Exactly as written, retype the listing below, omitting the pictures.
+++++
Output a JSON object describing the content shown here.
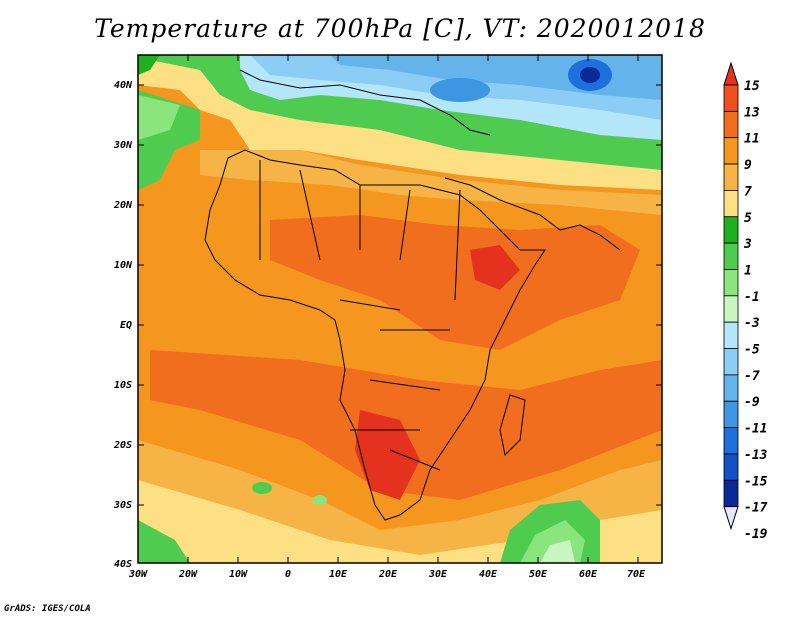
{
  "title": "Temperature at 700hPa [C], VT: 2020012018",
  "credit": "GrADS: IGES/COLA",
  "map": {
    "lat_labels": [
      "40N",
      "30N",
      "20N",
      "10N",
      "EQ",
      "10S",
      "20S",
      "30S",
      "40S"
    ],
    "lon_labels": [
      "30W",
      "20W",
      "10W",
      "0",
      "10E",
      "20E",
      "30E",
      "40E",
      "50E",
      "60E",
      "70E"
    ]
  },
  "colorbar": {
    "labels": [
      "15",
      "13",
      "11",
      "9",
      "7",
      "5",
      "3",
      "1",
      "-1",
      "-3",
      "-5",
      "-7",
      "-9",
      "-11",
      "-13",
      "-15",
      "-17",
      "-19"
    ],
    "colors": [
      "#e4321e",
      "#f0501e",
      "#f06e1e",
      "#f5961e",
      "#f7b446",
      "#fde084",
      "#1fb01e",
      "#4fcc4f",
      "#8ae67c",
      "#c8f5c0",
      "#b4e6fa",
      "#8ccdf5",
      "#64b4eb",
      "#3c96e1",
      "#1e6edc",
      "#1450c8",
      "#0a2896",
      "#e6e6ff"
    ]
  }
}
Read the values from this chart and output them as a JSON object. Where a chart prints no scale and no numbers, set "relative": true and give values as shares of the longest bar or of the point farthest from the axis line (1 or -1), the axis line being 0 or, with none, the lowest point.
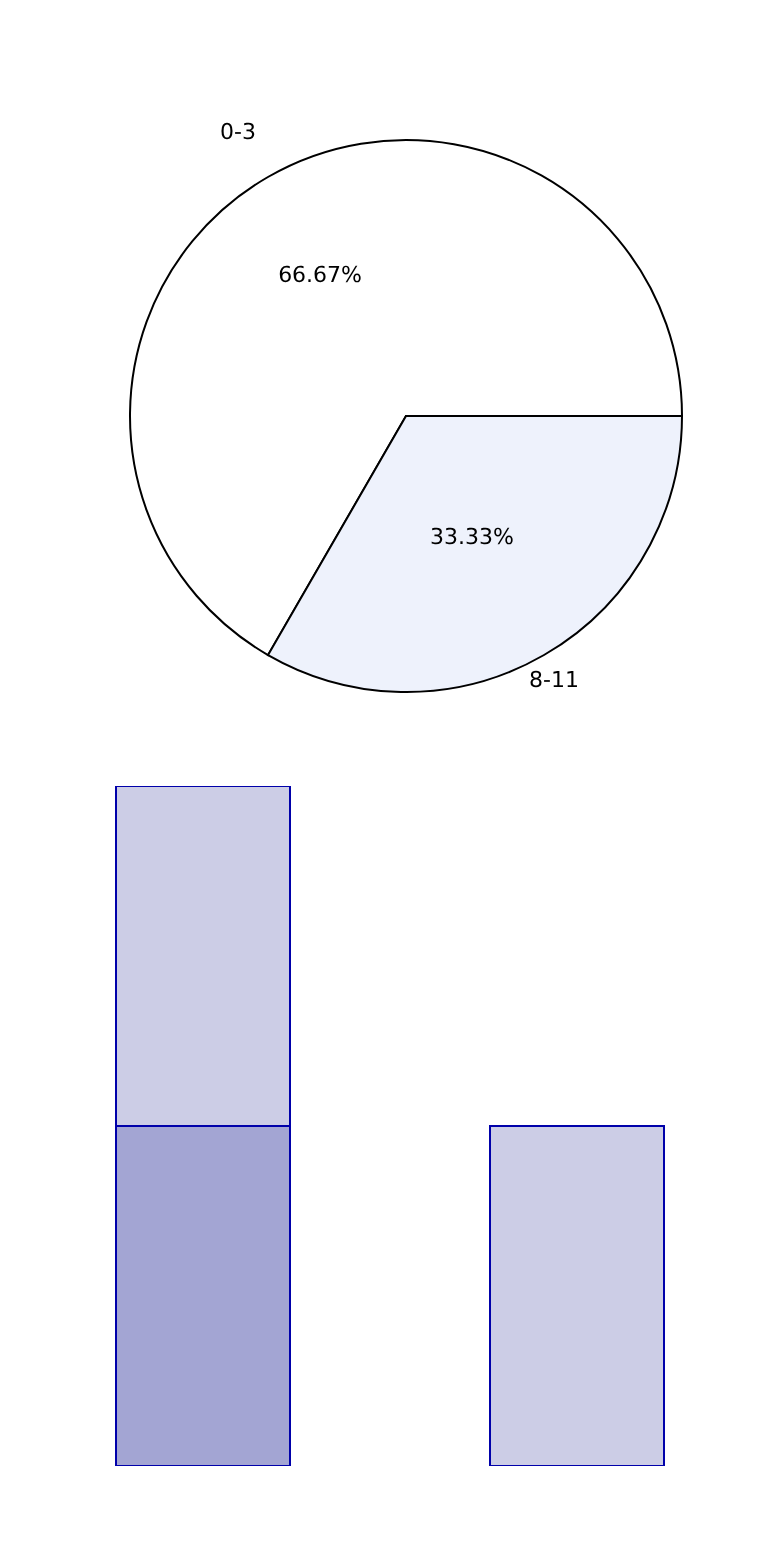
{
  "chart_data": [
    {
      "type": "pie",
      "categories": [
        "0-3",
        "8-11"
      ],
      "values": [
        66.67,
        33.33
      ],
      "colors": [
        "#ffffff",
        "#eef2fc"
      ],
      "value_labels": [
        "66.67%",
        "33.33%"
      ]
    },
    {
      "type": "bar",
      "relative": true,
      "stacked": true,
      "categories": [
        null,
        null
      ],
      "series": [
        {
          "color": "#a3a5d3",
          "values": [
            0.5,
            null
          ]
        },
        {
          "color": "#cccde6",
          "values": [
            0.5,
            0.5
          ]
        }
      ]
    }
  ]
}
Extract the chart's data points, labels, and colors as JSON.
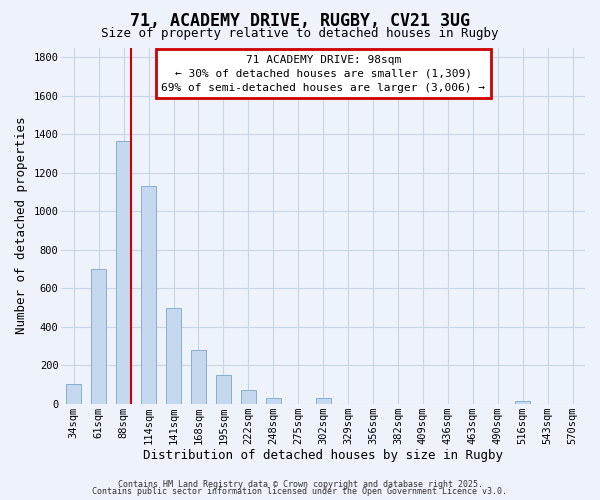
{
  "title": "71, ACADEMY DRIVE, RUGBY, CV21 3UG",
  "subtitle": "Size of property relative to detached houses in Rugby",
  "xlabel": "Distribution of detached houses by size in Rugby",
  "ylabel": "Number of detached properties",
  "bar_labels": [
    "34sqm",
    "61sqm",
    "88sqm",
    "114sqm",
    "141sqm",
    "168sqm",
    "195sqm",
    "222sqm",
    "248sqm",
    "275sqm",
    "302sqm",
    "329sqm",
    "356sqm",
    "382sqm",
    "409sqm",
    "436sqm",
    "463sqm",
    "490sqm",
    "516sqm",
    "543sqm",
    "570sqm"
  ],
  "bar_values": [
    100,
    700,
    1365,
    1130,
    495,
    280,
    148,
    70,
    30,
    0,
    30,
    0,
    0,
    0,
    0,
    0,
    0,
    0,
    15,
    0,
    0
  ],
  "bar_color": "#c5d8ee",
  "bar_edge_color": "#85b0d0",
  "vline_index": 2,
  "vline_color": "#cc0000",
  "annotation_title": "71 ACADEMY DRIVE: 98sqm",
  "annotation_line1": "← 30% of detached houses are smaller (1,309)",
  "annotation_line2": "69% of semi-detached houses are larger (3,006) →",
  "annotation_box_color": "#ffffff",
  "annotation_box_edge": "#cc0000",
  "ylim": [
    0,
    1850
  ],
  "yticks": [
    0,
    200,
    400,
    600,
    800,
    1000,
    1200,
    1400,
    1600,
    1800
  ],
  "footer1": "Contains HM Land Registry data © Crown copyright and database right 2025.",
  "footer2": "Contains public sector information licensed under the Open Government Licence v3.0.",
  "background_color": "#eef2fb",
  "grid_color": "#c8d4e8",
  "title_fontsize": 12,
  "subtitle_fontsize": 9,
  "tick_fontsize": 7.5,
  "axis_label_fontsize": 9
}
+++++
THE OUTPUT:
Output a JSON object describing the content shown here.
{
  "title": "Temperature at 700hPa [C], VT: 2020012018",
  "credit": "GrADS: IGES/COLA",
  "map": {
    "lat_labels": [
      "40N",
      "30N",
      "20N",
      "10N",
      "EQ",
      "10S",
      "20S",
      "30S",
      "40S"
    ],
    "lon_labels": [
      "30W",
      "20W",
      "10W",
      "0",
      "10E",
      "20E",
      "30E",
      "40E",
      "50E",
      "60E",
      "70E"
    ]
  },
  "colorbar": {
    "labels": [
      "15",
      "13",
      "11",
      "9",
      "7",
      "5",
      "3",
      "1",
      "-1",
      "-3",
      "-5",
      "-7",
      "-9",
      "-11",
      "-13",
      "-15",
      "-17",
      "-19"
    ],
    "colors": [
      "#e4321e",
      "#f0501e",
      "#f06e1e",
      "#f5961e",
      "#f7b446",
      "#fde084",
      "#1fb01e",
      "#4fcc4f",
      "#8ae67c",
      "#c8f5c0",
      "#b4e6fa",
      "#8ccdf5",
      "#64b4eb",
      "#3c96e1",
      "#1e6edc",
      "#1450c8",
      "#0a2896",
      "#e6e6ff"
    ]
  }
}
Read the values from this chart and output them as a JSON object. Where a chart prints no scale and no numbers, set "relative": true and give values as shares of the longest bar or of the point farthest from the axis line (1 or -1), the axis line being 0 or, with none, the lowest point.
{
  "chart_data": [
    {
      "type": "pie",
      "categories": [
        "0-3",
        "8-11"
      ],
      "values": [
        66.67,
        33.33
      ],
      "colors": [
        "#ffffff",
        "#eef2fc"
      ],
      "value_labels": [
        "66.67%",
        "33.33%"
      ]
    },
    {
      "type": "bar",
      "relative": true,
      "stacked": true,
      "categories": [
        null,
        null
      ],
      "series": [
        {
          "color": "#a3a5d3",
          "values": [
            0.5,
            null
          ]
        },
        {
          "color": "#cccde6",
          "values": [
            0.5,
            0.5
          ]
        }
      ]
    }
  ]
}
Extract the chart's data points, labels, and colors as JSON.
{
  "title": "71, ACADEMY DRIVE, RUGBY, CV21 3UG",
  "subtitle": "Size of property relative to detached houses in Rugby",
  "xlabel": "Distribution of detached houses by size in Rugby",
  "ylabel": "Number of detached properties",
  "bar_labels": [
    "34sqm",
    "61sqm",
    "88sqm",
    "114sqm",
    "141sqm",
    "168sqm",
    "195sqm",
    "222sqm",
    "248sqm",
    "275sqm",
    "302sqm",
    "329sqm",
    "356sqm",
    "382sqm",
    "409sqm",
    "436sqm",
    "463sqm",
    "490sqm",
    "516sqm",
    "543sqm",
    "570sqm"
  ],
  "bar_values": [
    100,
    700,
    1365,
    1130,
    495,
    280,
    148,
    70,
    30,
    0,
    30,
    0,
    0,
    0,
    0,
    0,
    0,
    0,
    15,
    0,
    0
  ],
  "bar_color": "#c5d8ee",
  "bar_edge_color": "#85b0d0",
  "vline_index": 2,
  "vline_color": "#cc0000",
  "annotation_title": "71 ACADEMY DRIVE: 98sqm",
  "annotation_line1": "← 30% of detached houses are smaller (1,309)",
  "annotation_line2": "69% of semi-detached houses are larger (3,006) →",
  "annotation_box_color": "#ffffff",
  "annotation_box_edge": "#cc0000",
  "ylim": [
    0,
    1850
  ],
  "yticks": [
    0,
    200,
    400,
    600,
    800,
    1000,
    1200,
    1400,
    1600,
    1800
  ],
  "footer1": "Contains HM Land Registry data © Crown copyright and database right 2025.",
  "footer2": "Contains public sector information licensed under the Open Government Licence v3.0.",
  "background_color": "#eef2fb",
  "grid_color": "#c8d4e8",
  "title_fontsize": 12,
  "subtitle_fontsize": 9,
  "tick_fontsize": 7.5,
  "axis_label_fontsize": 9
}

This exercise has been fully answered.